(Stored records)

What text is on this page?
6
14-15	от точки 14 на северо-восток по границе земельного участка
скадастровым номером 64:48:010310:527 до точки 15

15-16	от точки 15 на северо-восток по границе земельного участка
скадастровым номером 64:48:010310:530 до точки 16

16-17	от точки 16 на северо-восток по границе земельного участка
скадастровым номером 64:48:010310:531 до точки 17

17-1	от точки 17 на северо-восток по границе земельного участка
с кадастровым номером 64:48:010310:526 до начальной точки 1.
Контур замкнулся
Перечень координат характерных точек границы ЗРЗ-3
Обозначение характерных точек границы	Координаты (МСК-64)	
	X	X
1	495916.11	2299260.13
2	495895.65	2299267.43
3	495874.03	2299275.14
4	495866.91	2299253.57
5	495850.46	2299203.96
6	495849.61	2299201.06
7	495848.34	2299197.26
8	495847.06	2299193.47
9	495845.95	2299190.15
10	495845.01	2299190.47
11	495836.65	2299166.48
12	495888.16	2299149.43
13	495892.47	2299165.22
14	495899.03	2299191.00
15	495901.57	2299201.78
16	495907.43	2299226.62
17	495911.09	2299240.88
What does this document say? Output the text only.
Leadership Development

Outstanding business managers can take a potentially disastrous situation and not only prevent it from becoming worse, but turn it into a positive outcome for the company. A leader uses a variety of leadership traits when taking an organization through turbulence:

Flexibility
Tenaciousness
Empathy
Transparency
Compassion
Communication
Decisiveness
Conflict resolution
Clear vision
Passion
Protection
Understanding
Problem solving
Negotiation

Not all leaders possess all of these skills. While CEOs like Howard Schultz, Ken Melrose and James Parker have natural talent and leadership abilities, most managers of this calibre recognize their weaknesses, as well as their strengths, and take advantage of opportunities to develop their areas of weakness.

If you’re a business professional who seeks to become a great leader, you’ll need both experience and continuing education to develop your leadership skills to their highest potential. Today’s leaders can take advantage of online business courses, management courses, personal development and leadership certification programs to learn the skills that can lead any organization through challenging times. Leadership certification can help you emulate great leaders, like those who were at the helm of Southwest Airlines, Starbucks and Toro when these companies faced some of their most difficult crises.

WHAT IS NEEDED - Copy out the full material exactly as it appears.

TASK RESPONSE -
What text is on this page?
6
14-15	от точки 14 на северо-восток по границе земельного участка
скадастровым номером 64:48:010310:527 до точки 15

15-16	от точки 15 на северо-восток по границе земельного участка
скадастровым номером 64:48:010310:530 до точки 16

16-17	от точки 16 на северо-восток по границе земельного участка
скадастровым номером 64:48:010310:531 до точки 17

17-1	от точки 17 на северо-восток по границе земельного участка
с кадастровым номером 64:48:010310:526 до начальной точки 1.
Контур замкнулся
Перечень координат характерных точек границы ЗРЗ-3
Обозначение характерных точек границы	Координаты (МСК-64)	
	X	X
1	495916.11	2299260.13
2	495895.65	2299267.43
3	495874.03	2299275.14
4	495866.91	2299253.57
5	495850.46	2299203.96
6	495849.61	2299201.06
7	495848.34	2299197.26
8	495847.06	2299193.47
9	495845.95	2299190.15
10	495845.01	2299190.47
11	495836.65	2299166.48
12	495888.16	2299149.43
13	495892.47	2299165.22
14	495899.03	2299191.00
15	495901.57	2299201.78
16	495907.43	2299226.62
17	495911.09	2299240.88
What does this document say? Output the text only.
Leadership Development

Outstanding business managers can take a potentially disastrous situation and not only prevent it from becoming worse, but turn it into a positive outcome for the company. A leader uses a variety of leadership traits when taking an organization through turbulence:

Flexibility
Tenaciousness
Empathy
Transparency
Compassion
Communication
Decisiveness
Conflict resolution
Clear vision
Passion
Protection
Understanding
Problem solving
Negotiation

Not all leaders possess all of these skills. While CEOs like Howard Schultz, Ken Melrose and James Parker have natural talent and leadership abilities, most managers of this calibre recognize their weaknesses, as well as their strengths, and take advantage of opportunities to develop their areas of weakness.

If you’re a business professional who seeks to become a great leader, you’ll need both experience and continuing education to develop your leadership skills to their highest potential. Today’s leaders can take advantage of online business courses, management courses, personal development and leadership certification programs to learn the skills that can lead any organization through challenging times. Leadership certification can help you emulate great leaders, like those who were at the helm of Southwest Airlines, Starbucks and Toro when these companies faced some of their most difficult crises.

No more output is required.